> _Page extract_:
■ ■ ■ ■ ■
Invited Speakers

2023 Spring Series - Ongoing

Alessandro Lazaric (Meta AI)

Understanding Incremental Unsupervised Exploration for Goal-based RL

One of the key features of intelligent beings is the capacity to explore and discovery an unknown environment and to progressively learn how to control it. This process is not driven by an explicit reward and it may unfold in a completely unsupervised way. In this talk I will propose a formalization of unsupervised discovery and exploration as the process of incrementally learning policies that reach goals of increasing difficulty. The resulting goal-based policy then allows the agent to solve any goal-reaching task at downstream time with no additional learning or planning. I will illustrate algorithmic principles, theoretical guarantees, and preliminary empirical results that could lay the foundations for designing agents that can efficiently learn in open-ended environments.


On unsupervised exploration:

Adaptive Multi-Goal Exploration; AISTATS 2022

Direct then Diffuse: Incremental Unsupervised Skill Discovery for State Covering and Goal Reaching; ICLR 2022

A Provably Efficient Sample Collection Strategy for Reinforcement Learning; NeurIPS 2021

Improved Sample Complexity for Incremental Autonomous Exploration in MDPs; NeurIPS 2020

On exploration for goal-based RL:

Stochastic Shortest Path: Minimax, Parameter-Free and Towards Horizon-Free Regret; NeurIPS 2021

Sample Complexity Bounds for Stochastic Shortest Path with a Generative Model; A

About the Speaker

Alessandro is a research scientist at Meta AI (/FAIR), where he has been since 2017. Prior to working at Meta, he completed a PhD at Politecnico di Milano and worked as a researcher at INRIA Lille. His main research topic is reinforcement learning, with extensive contributions on both the theoretical and algorithmic aspects of RL. In the last ten years he has studied the exploration-exploitation dilemma both in the multi-armed bandit and reinforcement learning framework, notably on the problems of regret minimization, best-arm identification, pure exploration, and hierarchical RL.

2022 Winter Series

Elise van der Pol (Microsoft Research)
■ ■ ■ ■ ■
> _Task data_:
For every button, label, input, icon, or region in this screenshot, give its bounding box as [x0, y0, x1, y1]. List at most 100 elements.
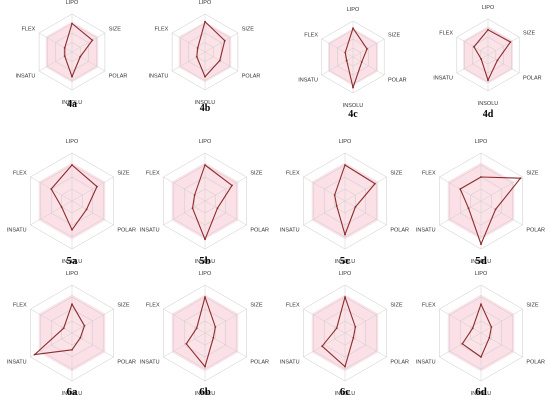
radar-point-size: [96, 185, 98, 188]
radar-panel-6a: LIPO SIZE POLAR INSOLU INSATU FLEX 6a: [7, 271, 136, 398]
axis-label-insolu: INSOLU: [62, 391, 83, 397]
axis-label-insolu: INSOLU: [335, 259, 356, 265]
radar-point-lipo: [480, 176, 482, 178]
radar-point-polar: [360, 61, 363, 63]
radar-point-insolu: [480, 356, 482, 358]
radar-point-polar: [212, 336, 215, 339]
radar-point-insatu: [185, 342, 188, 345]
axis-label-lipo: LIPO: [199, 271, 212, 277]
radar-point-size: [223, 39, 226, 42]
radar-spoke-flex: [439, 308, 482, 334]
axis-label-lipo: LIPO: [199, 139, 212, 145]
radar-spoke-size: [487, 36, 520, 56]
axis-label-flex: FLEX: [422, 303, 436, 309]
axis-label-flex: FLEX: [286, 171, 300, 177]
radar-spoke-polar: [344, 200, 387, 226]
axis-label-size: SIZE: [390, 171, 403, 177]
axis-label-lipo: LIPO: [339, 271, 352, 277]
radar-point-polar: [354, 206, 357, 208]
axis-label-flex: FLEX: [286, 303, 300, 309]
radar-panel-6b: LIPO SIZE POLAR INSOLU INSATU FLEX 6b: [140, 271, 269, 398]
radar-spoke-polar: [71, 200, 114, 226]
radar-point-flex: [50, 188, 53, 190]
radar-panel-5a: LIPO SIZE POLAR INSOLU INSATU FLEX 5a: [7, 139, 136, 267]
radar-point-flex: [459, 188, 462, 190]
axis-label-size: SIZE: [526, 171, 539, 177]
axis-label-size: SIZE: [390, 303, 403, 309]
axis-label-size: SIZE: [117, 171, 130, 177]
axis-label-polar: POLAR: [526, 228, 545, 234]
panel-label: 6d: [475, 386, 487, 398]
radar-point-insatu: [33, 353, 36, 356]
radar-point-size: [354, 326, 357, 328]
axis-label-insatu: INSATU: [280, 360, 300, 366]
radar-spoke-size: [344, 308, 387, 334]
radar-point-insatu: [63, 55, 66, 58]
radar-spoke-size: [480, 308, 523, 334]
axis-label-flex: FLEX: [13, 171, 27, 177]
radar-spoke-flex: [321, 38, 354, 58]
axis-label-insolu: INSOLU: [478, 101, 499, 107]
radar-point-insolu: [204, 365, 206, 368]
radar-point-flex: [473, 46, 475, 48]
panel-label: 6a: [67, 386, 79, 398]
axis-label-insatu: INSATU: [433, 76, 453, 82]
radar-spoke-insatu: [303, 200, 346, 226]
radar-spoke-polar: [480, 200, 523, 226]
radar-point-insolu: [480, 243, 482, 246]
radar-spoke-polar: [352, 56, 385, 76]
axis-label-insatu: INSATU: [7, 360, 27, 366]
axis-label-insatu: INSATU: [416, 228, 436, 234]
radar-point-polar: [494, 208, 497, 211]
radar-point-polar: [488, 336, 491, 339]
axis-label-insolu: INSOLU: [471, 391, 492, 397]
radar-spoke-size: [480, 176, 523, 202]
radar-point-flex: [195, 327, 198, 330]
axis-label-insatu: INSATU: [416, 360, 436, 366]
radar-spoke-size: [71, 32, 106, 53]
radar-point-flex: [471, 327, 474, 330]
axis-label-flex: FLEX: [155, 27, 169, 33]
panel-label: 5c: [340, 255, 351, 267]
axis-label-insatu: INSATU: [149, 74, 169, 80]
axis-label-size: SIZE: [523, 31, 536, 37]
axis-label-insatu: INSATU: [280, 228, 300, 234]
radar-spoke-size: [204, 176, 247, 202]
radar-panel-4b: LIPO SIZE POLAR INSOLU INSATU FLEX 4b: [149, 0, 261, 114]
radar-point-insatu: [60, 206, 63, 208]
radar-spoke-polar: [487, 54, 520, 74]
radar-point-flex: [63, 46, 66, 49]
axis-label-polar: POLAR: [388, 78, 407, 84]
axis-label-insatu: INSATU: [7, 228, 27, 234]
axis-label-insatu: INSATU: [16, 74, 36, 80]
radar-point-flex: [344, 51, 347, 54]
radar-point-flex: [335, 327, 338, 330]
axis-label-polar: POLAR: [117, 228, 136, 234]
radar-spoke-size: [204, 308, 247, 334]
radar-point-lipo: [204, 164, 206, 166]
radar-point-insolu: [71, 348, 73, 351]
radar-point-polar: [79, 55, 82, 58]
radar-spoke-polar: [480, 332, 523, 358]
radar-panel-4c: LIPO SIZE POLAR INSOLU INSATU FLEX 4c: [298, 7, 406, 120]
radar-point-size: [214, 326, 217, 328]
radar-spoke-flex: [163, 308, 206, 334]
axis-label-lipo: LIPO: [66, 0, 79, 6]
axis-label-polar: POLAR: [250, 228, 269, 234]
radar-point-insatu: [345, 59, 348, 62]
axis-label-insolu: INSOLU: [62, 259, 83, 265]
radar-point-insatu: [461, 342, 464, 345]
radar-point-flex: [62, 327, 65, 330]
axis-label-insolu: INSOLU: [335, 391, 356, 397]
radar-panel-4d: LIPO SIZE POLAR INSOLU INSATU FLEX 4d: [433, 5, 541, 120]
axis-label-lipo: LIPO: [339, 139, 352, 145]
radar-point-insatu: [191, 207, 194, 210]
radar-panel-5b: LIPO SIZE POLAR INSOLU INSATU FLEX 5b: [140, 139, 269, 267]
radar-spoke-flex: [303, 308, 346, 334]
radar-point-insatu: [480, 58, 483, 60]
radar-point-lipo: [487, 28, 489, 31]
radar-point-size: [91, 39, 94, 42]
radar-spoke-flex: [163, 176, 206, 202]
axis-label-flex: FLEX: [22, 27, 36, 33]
■ ■ ■ ■ ■
> _Directives_:
1. Please repeat word for word the part of the seminar announcement starting with "One of the key" and going on through "in open-ended environments.".
2. Reproduce the listing lines precisely, starting with the line with "radar-point-size: [96, 185, 98, 188]" and going on through the line with "axis-label-lipo: LIPO: [199, 271, 212, 277]".
The seminar announcement and the listing have nothing to do with each other.

> _Correct answers_:
1.
One of the key features of intelligent beings is the capacity to explore and discovery an unknown environment and to progressively learn how to control it. This process is not driven by an explicit reward and it may unfold in a completely unsupervised way. In this talk I will propose a formalization of unsupervised discovery and exploration as the process of incrementally learning policies that reach goals of increasing difficulty. The resulting goal-based policy then allows the agent to solve any goal-reaching task at downstream time with no additional learning or planning. I will illustrate algorithmic principles, theoretical guarantees, and preliminary empirical results that could lay the foundations for designing agents that can efficiently learn in open-ended environments.

2.
radar-point-size: [96, 185, 98, 188]
radar-panel-6a: LIPO SIZE POLAR INSOLU INSATU FLEX 6a: [7, 271, 136, 398]
axis-label-insolu: INSOLU: [62, 391, 83, 397]
axis-label-insolu: INSOLU: [335, 259, 356, 265]
radar-point-lipo: [480, 176, 482, 178]
radar-point-polar: [360, 61, 363, 63]
radar-point-insolu: [480, 356, 482, 358]
radar-point-polar: [212, 336, 215, 339]
radar-point-insatu: [185, 342, 188, 345]
axis-label-lipo: LIPO: [199, 271, 212, 277]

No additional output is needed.